> **Sumber**
View Full Version
Selasa, 03 Apr 2018

Semerbak Harum di Tanah Ghouta

Oleh: Humaida Aulia (Guru di STP Khoiru Ummah)

Lagi, rudal-rudal dan bom jatuh. Meledak hingga sudut-sudut kota. Tak bersisa. Yang ada hanyalah pekat. Langit putih pun ikut gelap. Suasana begitu mencekam, semencekam hati yang was-was ingin lari. Tapi ketika melangkah, yang dilihat hanya darah-darah bersimbah.

Rudal jatuh seperti hujan. Mayat-mayat bergelimpangan. Berjuta bangunan runtuh. Masjid dan sekolah roboh. Tak luput, rumah sakit ikut menjadi sasaran. Para dokter kebingungan, persediaan obat-obatan menipis. Pasien semakin banyak, sementara dentum peluru dan bom tak henti terdengar. Anak kehilangan orangtuanya, orang tua kehilangan anaknya.

Bertahun sudah, Ghouta menjadi tempat kepungan. Rezim Assad dan sekutu, Iran dan Rusia, terus melakukan serangan. Intensitasnya semakin tinggi sebulan belakangan. Ratusan orang tewas tak terkecuali wanita dan anak-anak.

Ghouta, sudah lama menjadi target operasi pemerintah. Klaim penyerangan terhadap pasukan oposisi di sana menjadi alasan yang hanya sebatas bualan untuk mengamankan Ibu Kota Suriah dari para pemberontak. Kenyataan yang terjadi di lapangan justru berbanding terbalik. Korbannya, bukan orang yang mereka anggap pemberontak, tapi justru banyak warga sipil berjatuhan.

Seruan gencatan senjata dari badan HAM dan PBB tak didengar. Rezim malah semakin sadis melakukan serangan. Patut kita pikirkan, apakah benar rezim Assad hanya menyerang militer oposisi di sana, atau memang sengaja melakukan pembantaian?

Jika tujuannya hanya menyerang militer oposisi, korban tak akan jatuh sebanyak ini. Kalau begitu bisa dipastikan, tujuannya memang sengaja melakukan pembantaian. Tak melihat lagi seberapa parah akibat yang ditimbulkan, tak peduli lagi seberapa banyak korban berjatuhan.

> **Kumpulan Materi**
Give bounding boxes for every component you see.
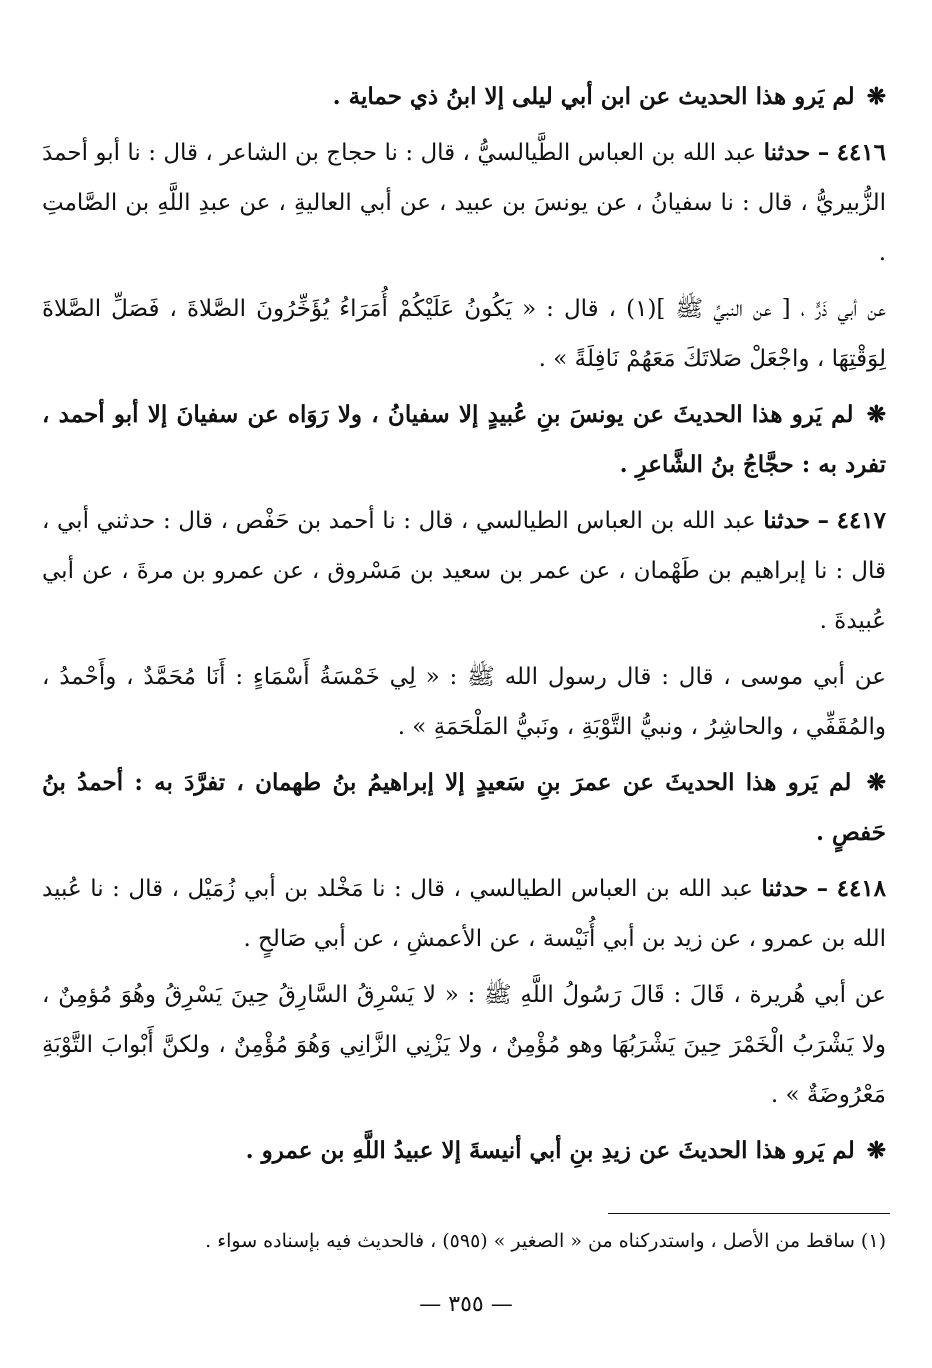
hadith-number: ٤٤١٨ — [836, 875, 887, 902]
footnote: (١) ساقط من الأصل ، واستدركناه من « الصغير » (٥٩٥) ، فالحديث فيه بإسناده سواء . — [205, 1230, 886, 1252]
matn-text: عن أبي هُريرة ، قَالَ : قَالَ رَسُولُ اللَّهِ ﷺ : « لا يَسْرِقُ السَّارِقُ حِينَ يَسْرِقُ وهُوَ مُؤمِنٌ ، ولا يَشْرَبُ الْخَمْرَ حِينَ يَشْرَبُهَا وهو مُؤْمِنٌ ، ولا يَزْنِي الزَّانِي وَهُوَ مُؤْمِنٌ ، ولكنَّ أَبْوابَ التَّوْبَةِ مَعْرُوضَةٌ » . — [42, 982, 886, 1108]
isnad-paragraph — [42, 496, 886, 646]
matn-text: عن أبي موسى ، قال : قال رسول الله ﷺ : « لِي خَمْسَةُ أَسْمَاءٍ : أَنَا مُحَمَّدٌ ، وأَحْمدُ ، والمُقَفِّي ، والحاشِرُ ، ونبيُّ التَّوْبَةِ ، ونَبيُّ المَلْحَمَةِ » . — [42, 664, 886, 740]
isnad-text: عبد الله بن العباس الطيالسي ، قال : نا أحمد بن حَفْص ، قال : حدثني أبي ، قال : نا إبراهيم بن طَهْمان ، عن عمر بن سعيد بن مَسْروق ، عن عمرو بن مرةَ ، عن أبي عُبيدةَ . — [42, 508, 886, 634]
narration-lead: حدثنا — [763, 139, 811, 166]
note-paragraph — [42, 1126, 886, 1176]
note-paragraph — [42, 390, 886, 490]
matn-paragraph — [42, 652, 886, 752]
note-paragraph — [42, 758, 886, 858]
hadith-number: ٤٤١٦ — [836, 139, 887, 166]
matn-paragraph — [42, 970, 886, 1120]
note-text: لم يَرو هذا الحديث عن ابن أبي ليلى إلا ابنُ ذي حماية . — [332, 83, 855, 110]
note-paragraph — [42, 72, 886, 122]
asterisk-icon: ❋ — [866, 769, 886, 796]
narration-lead: حدثنا — [763, 507, 810, 534]
matn-paragraph — [42, 284, 886, 384]
narration-lead: حدثنا — [761, 875, 809, 902]
isnad-paragraph — [42, 128, 886, 278]
hadith-dash: – — [816, 875, 829, 902]
page-number: — ٣٥٥ — — [419, 1292, 513, 1317]
isnad-text: عبد الله بن العباس الطَّيالسيُّ ، قال : نا حجاج بن الشاعر ، قال : نا أبو أحمدَ الزُّبيريُّ ، قال : نا سفيانُ ، عن يونسَ بن عبيد ، عن أبي العاليةِ ، عن عبدِ اللَّهِ بن الصَّامتِ . — [42, 140, 886, 266]
isnad-paragraph — [42, 864, 886, 964]
note-text: لم يَرو هذا الحديثَ عن عمرَ بنِ سَعيدٍ إلا إبراهيمُ بنُ طهمان ، تفرَّدَ به : أحمدُ بنُ حَفصٍ . — [42, 769, 886, 846]
asterisk-icon: ❋ — [866, 83, 886, 110]
hadith-dash: – — [817, 139, 830, 166]
asterisk-icon: ❋ — [866, 1137, 886, 1164]
note-text: لم يَرو هذا الحديثَ عن يونسَ بنِ عُبيدٍ إلا سفيانُ ، ولا رَوَاه عن سفيانَ إلا أبو أحمد ، تفرد به : حجَّاجُ بنُ الشَّاعرِ . — [42, 401, 886, 478]
matn-text: عن أبي ذَرٍّ ، [ عن النبيِّ ﷺ ](١) ، قال : « يَكُونُ عَلَيْكُمْ أُمَرَاءُ يُؤَخِّرُونَ الصَّلاةَ ، فَصَلِّ الصَّلاةَ لِوَقْتِهَا ، واجْعَلْ صَلاتَكَ مَعَهُمْ نَافِلَةً » . — [42, 296, 886, 372]
asterisk-icon: ❋ — [866, 401, 886, 428]
isnad-text: عبد الله بن العباس الطيالسي ، قال : نا مَخْلد بن أبي زُمَيْل ، قال : نا عُبيد الله بن عمرو ، عن زيد بن أبي أُنَيْسة ، عن الأعمشِ ، عن أبي صَالحٍ . — [42, 876, 886, 952]
hadith-number: ٤٤١٧ — [836, 507, 887, 534]
note-text: لم يَرو هذا الحديثَ عن زيدِ بنِ أبي أنيسةَ إلا عبيدُ اللَّهِ بن عمرو . — [245, 1137, 855, 1164]
footnote-divider — [608, 1213, 890, 1214]
hadith-dash: – — [817, 507, 829, 534]
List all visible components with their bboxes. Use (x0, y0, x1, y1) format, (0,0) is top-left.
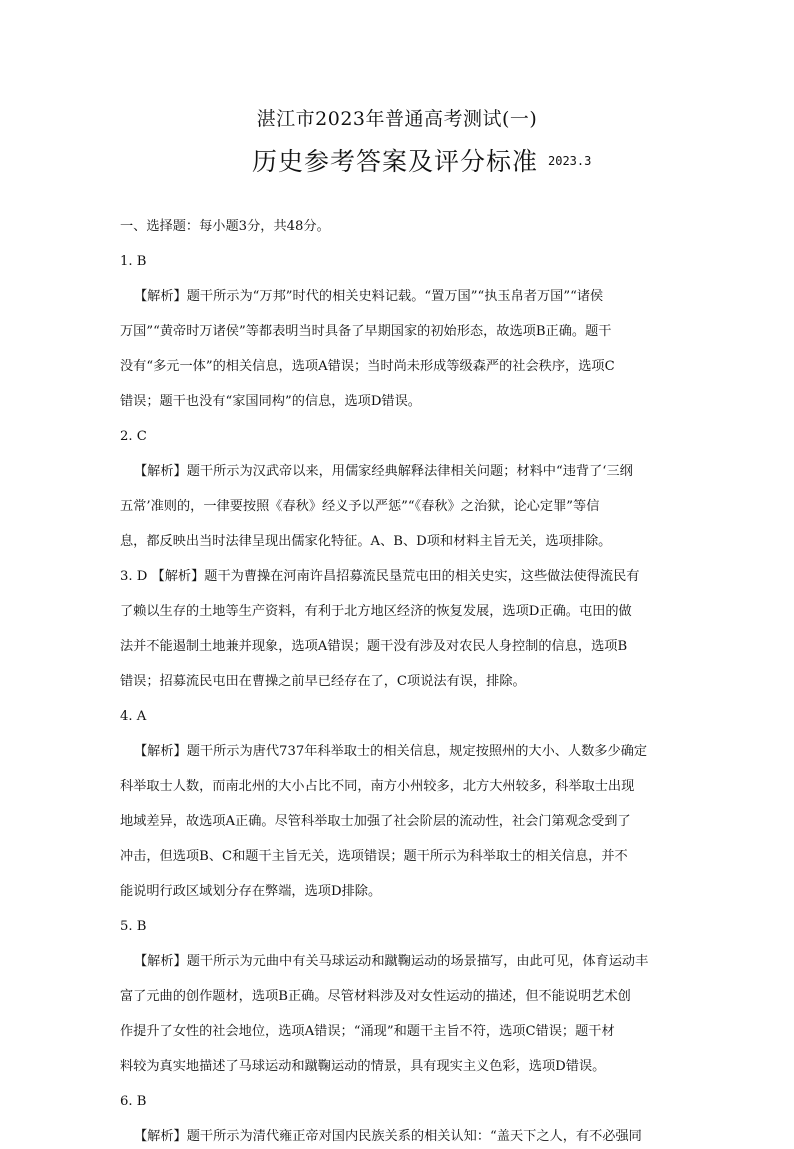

> **Latihan Singkat**
Tuliskan kembali bagian teks tentang Ghouta dari "Oleh: Humaida Aulia" sampai "tua kehilangan anaknya.", dengan mengganti "sekolah" menjadi "pasar".

> **Hasil Tugas Ini**
Oleh: Humaida Aulia (Guru di STP Khoiru Ummah)

Lagi, rudal-rudal dan bom jatuh. Meledak hingga sudut-sudut kota. Tak bersisa. Yang ada hanyalah pekat. Langit putih pun ikut gelap. Suasana begitu mencekam, semencekam hati yang was-was ingin lari. Tapi ketika melangkah, yang dilihat hanya darah-darah bersimbah.

Rudal jatuh seperti hujan. Mayat-mayat bergelimpangan. Berjuta bangunan runtuh. Masjid dan pasar roboh. Tak luput, rumah sakit ikut menjadi sasaran. Para dokter kebingungan, persediaan obat-obatan menipis. Pasien semakin banyak, sementara dentum peluru dan bom tak henti terdengar. Anak kehilangan orangtuanya, orang tua kehilangan anaknya.